[Task details] Filter the records for lines holding the string "Create".

━━━ Extracted records

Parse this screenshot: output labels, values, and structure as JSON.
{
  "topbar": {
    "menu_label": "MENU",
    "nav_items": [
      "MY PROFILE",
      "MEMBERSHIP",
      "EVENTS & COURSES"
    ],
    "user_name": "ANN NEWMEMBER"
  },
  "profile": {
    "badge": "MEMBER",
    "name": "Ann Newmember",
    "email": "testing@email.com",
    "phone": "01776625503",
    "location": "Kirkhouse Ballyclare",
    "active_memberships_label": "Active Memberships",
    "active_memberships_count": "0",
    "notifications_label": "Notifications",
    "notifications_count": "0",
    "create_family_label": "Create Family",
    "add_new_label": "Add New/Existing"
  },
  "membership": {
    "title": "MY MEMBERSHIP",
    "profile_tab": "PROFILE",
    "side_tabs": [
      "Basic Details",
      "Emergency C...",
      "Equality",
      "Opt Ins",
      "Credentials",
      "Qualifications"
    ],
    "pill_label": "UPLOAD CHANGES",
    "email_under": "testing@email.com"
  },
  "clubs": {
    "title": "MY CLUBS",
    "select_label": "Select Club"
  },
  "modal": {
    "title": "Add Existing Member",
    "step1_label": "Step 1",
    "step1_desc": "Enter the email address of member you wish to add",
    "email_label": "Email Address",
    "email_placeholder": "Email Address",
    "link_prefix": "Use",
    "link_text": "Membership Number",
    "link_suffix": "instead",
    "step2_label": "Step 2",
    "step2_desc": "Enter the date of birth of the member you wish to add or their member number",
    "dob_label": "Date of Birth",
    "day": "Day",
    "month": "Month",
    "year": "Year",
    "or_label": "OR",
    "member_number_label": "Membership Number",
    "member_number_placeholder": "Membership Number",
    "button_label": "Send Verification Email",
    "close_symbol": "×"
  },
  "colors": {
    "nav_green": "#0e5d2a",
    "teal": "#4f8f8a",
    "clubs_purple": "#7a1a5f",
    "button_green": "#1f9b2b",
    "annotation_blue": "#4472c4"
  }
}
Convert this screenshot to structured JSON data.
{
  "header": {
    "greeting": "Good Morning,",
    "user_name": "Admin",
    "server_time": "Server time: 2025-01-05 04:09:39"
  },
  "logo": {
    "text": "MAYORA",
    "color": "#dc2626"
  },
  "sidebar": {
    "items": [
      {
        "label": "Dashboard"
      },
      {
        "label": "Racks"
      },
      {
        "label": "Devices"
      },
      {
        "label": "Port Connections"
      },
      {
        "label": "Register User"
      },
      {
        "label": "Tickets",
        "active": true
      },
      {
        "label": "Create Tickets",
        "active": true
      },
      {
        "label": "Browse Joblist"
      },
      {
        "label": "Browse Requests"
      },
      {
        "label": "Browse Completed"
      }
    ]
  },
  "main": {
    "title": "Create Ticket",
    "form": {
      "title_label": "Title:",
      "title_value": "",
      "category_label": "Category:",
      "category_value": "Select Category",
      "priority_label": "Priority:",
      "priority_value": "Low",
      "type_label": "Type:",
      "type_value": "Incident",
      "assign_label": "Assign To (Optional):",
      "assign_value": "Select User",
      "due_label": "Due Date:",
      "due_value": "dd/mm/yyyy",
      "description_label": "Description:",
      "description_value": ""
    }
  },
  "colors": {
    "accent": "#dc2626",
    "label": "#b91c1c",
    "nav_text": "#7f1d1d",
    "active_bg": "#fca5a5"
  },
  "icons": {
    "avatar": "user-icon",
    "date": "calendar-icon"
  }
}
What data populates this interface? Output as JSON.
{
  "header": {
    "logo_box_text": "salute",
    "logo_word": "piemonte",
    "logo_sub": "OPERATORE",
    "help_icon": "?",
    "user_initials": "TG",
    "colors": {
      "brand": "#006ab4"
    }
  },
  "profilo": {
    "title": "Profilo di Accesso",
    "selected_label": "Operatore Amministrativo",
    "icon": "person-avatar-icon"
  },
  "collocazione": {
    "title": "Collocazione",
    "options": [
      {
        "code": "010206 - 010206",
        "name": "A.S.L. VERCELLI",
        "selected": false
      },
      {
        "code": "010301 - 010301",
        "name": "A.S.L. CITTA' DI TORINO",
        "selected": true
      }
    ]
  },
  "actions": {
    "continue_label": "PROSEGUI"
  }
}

━━━━━━

[Full output]
    "create_family_label": "Create Family",
        "label": "Create Tickets",
    "title": "Create Ticket",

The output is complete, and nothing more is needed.